§ Tarefas propostas
a – Indique se cada afirmação concorda com o texto sobre a economia brasileira, respondendo sim ou não e citando literalmente as palavras do texto que decidem a resposta: (i) na década de 1980, o produto brasileiro cresceu 16,9%; (ii) em 2010, Sérvia, Tailândia e Gabão tinham PIB por habitante superior ao brasileiro; (iii) de 2001 a 2010, o PIB brasileiro cresceu mais que o do mundo.
b – Liste todos os países que o texto sobre a economia brasileira nomeia, além do Brasil, como exemplos de fracasso econômico na década.

***** Texto fornecido

Nem na década que primeiro mereceu o epíteto de perdida, a dos anos 1980, houve tamanha diferença. Naquele época, o produto brasileiro teve expansão de 16,9%, e o do planeta, de 37,9%.
Em 2011-20, o Brasil perdeu terreno entre as economias emergentes e pobres, cujo crescimento previsto é de 47,6%. Teve desempenho inferior também ao dos países ricos, que têm alta conjunta estimada em 11,5%.
A comparação com nações que tinham renda per capita semelhante no início da década tampouco é favorável.
A europeia Sérvia, a asiática Tailândia e o africano Gabão tinham, em 2010, um PIB por habitante ligeiramente inferior ao brasileiro, se considerado o poder de compra das moedas nacionais. Hoje, os três –especialmente as duas primeiras– têm boa dianteira.
O Brasil decerto não constitui o único caso de fracasso econômico na década, mas não são muitos os exemplos em pior situação.
Entre as economias mais importantes, a vizinha Argentina encerrará o período com variação negativa do PIB. Na Europa, a Grécia abrigou o episódio mais notório de depressão, mas outras nações, como Itália, Espanha e Portugal, também sofreram.
Além de alguns casos de retração em países menores, reportam-se as tragédias da Venezuela e de países que passam ou passaram por guerras.
O malogro brasileiro no decênio chama mais a atenção devido ao contraste com o relativo sucesso do país nos dez anos anteriores –que motivou, em 2009, a célebre capa da revista britânica The Economist que mostrava o Cristo Redentor decolando.
De 2001 a 2010, o PIB nacional teve crescimento de 43,5%, não muito diferente da taxa observada no mundo, de 46,9%. Apenas no ano final do período, houve expansão de 7,5%, a maior desde 1980.

**********
***** Informações

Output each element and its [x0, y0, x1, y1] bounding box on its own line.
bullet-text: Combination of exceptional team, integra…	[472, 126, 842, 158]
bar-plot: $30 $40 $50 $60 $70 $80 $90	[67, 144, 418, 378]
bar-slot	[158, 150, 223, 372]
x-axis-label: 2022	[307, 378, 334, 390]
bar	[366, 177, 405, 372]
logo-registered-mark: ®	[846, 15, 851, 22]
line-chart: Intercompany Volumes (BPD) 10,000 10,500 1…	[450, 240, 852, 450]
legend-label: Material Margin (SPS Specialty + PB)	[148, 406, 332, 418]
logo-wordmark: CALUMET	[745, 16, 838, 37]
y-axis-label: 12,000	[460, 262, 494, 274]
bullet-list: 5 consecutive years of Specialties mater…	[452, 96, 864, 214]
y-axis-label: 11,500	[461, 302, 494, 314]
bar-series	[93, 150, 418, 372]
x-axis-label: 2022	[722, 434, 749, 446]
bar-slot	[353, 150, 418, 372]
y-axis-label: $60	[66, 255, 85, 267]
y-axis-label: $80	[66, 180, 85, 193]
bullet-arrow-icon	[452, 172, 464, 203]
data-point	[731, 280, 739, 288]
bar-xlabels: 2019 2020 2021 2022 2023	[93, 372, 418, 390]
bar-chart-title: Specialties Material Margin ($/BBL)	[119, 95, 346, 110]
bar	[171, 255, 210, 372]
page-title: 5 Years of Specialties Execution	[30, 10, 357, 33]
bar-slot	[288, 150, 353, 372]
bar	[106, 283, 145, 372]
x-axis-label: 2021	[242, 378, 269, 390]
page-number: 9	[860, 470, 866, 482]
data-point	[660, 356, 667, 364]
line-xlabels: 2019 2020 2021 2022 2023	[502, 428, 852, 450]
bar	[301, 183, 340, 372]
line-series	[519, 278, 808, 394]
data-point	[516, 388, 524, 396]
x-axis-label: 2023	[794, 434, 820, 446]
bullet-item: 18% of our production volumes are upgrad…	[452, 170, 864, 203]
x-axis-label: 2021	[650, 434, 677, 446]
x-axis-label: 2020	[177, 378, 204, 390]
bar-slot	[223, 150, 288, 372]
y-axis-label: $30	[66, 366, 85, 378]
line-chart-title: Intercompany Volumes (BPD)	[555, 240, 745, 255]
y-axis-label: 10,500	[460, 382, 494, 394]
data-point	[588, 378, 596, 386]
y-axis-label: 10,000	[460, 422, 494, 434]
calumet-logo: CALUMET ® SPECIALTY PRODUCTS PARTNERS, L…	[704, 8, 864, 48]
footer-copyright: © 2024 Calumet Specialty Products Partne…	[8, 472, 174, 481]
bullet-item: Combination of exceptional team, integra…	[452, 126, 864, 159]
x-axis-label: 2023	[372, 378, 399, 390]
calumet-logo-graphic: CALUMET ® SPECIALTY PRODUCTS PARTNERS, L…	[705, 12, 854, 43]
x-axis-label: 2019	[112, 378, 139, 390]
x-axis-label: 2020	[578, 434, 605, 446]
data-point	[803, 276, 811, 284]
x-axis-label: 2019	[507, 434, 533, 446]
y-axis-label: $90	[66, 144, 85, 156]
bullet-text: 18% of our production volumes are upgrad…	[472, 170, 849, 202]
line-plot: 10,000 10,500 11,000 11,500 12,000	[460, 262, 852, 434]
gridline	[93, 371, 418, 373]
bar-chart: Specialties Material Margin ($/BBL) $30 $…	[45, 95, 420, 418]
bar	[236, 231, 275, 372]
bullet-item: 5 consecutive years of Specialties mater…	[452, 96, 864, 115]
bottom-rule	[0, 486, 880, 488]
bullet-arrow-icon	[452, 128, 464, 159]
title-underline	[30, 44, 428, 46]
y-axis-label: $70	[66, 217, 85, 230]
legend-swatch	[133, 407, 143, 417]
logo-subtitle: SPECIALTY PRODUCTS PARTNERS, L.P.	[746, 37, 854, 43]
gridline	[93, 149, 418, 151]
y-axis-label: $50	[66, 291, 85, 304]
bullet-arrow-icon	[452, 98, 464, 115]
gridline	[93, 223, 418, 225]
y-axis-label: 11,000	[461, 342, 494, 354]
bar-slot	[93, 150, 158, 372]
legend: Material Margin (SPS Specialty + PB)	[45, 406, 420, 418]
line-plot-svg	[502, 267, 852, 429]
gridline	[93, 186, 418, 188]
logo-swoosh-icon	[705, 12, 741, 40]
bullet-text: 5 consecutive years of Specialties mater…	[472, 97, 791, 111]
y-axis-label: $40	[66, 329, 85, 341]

**********

§ Respostas esperadas
a –
(i) Sim: "o produto brasileiro teve expansão de 16,9%".
(ii) Não: "um PIB por habitante ligeiramente inferior ao brasileiro".
(iii) Não: "o PIB nacional teve crescimento de 43,5%, não muito diferente da taxa observada no mundo, de 46,9%".

b – Argentina, Grécia, Itália, Espanha, Portugal e Venezuela.